▶ **THE PROBLEM**: Print every line of the listing exactly, please.

▶ **INFORMATION SUPPLIED**:
--
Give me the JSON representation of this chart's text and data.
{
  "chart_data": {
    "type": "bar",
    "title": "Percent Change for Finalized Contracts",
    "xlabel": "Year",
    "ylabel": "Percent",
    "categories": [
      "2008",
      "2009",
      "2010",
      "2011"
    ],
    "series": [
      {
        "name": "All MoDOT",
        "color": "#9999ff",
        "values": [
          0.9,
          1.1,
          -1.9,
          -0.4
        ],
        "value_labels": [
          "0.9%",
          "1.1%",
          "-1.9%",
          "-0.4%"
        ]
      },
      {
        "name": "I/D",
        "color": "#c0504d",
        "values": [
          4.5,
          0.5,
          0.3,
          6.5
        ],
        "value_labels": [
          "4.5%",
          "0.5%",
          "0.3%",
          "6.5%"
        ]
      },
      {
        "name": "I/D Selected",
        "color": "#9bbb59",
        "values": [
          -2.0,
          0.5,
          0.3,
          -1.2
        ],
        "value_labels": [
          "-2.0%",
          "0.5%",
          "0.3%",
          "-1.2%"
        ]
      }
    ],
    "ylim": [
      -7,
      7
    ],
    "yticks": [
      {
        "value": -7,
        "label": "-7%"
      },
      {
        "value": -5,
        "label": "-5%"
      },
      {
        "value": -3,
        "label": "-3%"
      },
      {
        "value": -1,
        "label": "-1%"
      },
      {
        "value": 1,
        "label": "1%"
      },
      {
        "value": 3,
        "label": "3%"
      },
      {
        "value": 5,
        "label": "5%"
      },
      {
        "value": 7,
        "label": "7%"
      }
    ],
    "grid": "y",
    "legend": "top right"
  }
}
--
▶ **TASK OUTPUT**:
Give me the JSON representation of this chart's text and data.
{
  "chart_data": {
    "type": "bar",
    "title": "Percent Change for Finalized Contracts",
    "xlabel": "Year",
    "ylabel": "Percent",
    "categories": [
      "2008",
      "2009",
      "2010",
      "2011"
    ],
    "series": [
      {
        "name": "All MoDOT",
        "color": "#9999ff",
        "values": [
          0.9,
          1.1,
          -1.9,
          -0.4
        ],
        "value_labels": [
          "0.9%",
          "1.1%",
          "-1.9%",
          "-0.4%"
        ]
      },
      {
        "name": "I/D",
        "color": "#c0504d",
        "values": [
          4.5,
          0.5,
          0.3,
          6.5
        ],
        "value_labels": [
          "4.5%",
          "0.5%",
          "0.3%",
          "6.5%"
        ]
      },
      {
        "name": "I/D Selected",
        "color": "#9bbb59",
        "values": [
          -2.0,
          0.5,
          0.3,
          -1.2
        ],
        "value_labels": [
          "-2.0%",
          "0.5%",
          "0.3%",
          "-1.2%"
        ]
      }
    ],
    "ylim": [
      -7,
      7
    ],
    "yticks": [
      {
        "value": -7,
        "label": "-7%"
      },
      {
        "value": -5,
        "label": "-5%"
      },
      {
        "value": -3,
        "label": "-3%"
      },
      {
        "value": -1,
        "label": "-1%"
      },
      {
        "value": 1,
        "label": "1%"
      },
      {
        "value": 3,
        "label": "3%"
      },
      {
        "value": 5,
        "label": "5%"
      },
      {
        "value": 7,
        "label": "7%"
      }
    ],
    "grid": "y",
    "legend": "top right"
  }
}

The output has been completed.